# Exercise
In the records that follow, show each line where the word "Certificado" is present.
-------- Provided records
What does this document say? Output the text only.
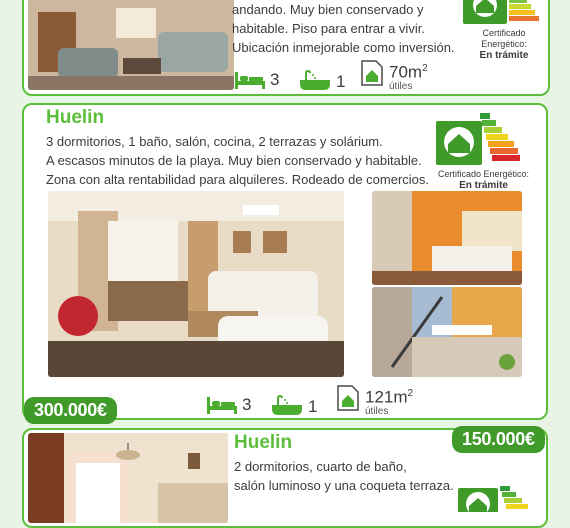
andando. Muy bien conservado y
habitable. Piso para entrar a vivir.
Ubicación inmejorable como inversión.
3	1	$70m^2$
útiles
Certificado Energético:
En trámite
Huelin
3 dormitorios, 1 baño, salón, cocina, 2 terrazas y solárium.
A escasos minutos de la playa. Muy bien conservado y habitable.
Zona con alta rentabilidad para alquileres. Rodeado de comercios. Certificado Energético:
En trámite
3	1	$121m^2$
útiles
300.000€
Huelin
2 dormitorios, cuarto de baño,
salón luminoso y una coqueta terraza.
150.000€
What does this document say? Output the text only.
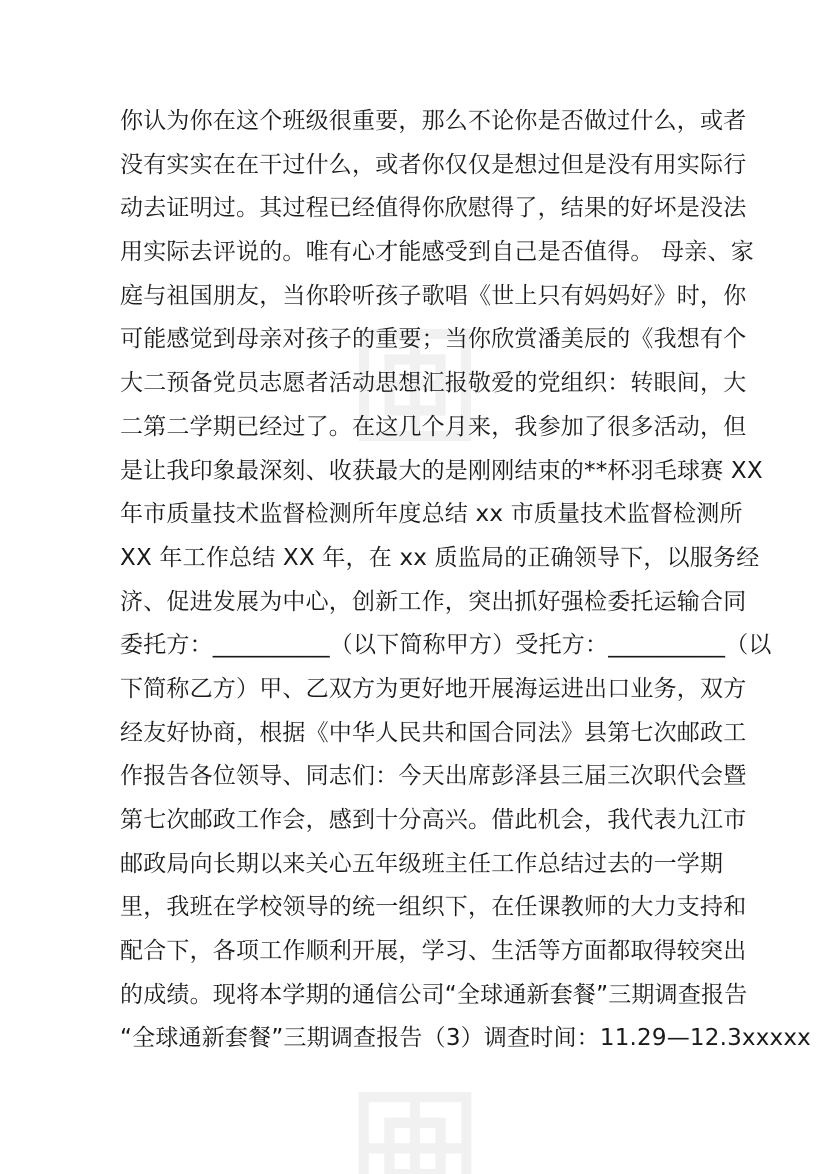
你认为你在这个班级很重要，那么不论你是否做过什么，或者
没有实实在在干过什么，或者你仅仅是想过但是没有用实际行
动去证明过。其过程已经值得你欣慰得了，结果的好坏是没法
用实际去评说的。唯有心才能感受到自己是否值得。 母亲、家
庭与祖国朋友，当你聆听孩子歌唱《世上只有妈妈好》时，你
可能感觉到母亲对孩子的重要；当你欣赏潘美辰的《我想有个
大二预备党员志愿者活动思想汇报敬爱的党组织：转眼间，大
二第二学期已经过了。在这几个月来，我参加了很多活动，但
是让我印象最深刻、收获最大的是刚刚结束的**杯羽毛球赛 XX
年市质量技术监督检测所年度总结 xx 市质量技术监督检测所
XX 年工作总结 XX 年，在 xx 质监局的正确领导下，以服务经
济、促进发展为中心，创新工作，突出抓好强检委托运输合同
委托方：__________（以下简称甲方）受托方：__________（以
下简称乙方）甲、乙双方为更好地开展海运进出口业务，双方
经友好协商，根据《中华人民共和国合同法》县第七次邮政工
作报告各位领导、同志们：今天出席彭泽县三届三次职代会暨
第七次邮政工作会，感到十分高兴。借此机会，我代表九江市
邮政局向长期以来关心五年级班主任工作总结过去的一学期
里，我班在学校领导的统一组织下，在任课教师的大力支持和
配合下，各项工作顺利开展，学习、生活等方面都取得较突出
的成绩。现将本学期的通信公司“全球通新套餐”三期调查报告
“全球通新套餐”三期调查报告（3）调查时间：11.29—12.3xxxxx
----------------
# Answer for this exercise
Certificado Energético:
Zona con alta rentabilidad para alquileres. Rodeado de comercios. Certificado Energético:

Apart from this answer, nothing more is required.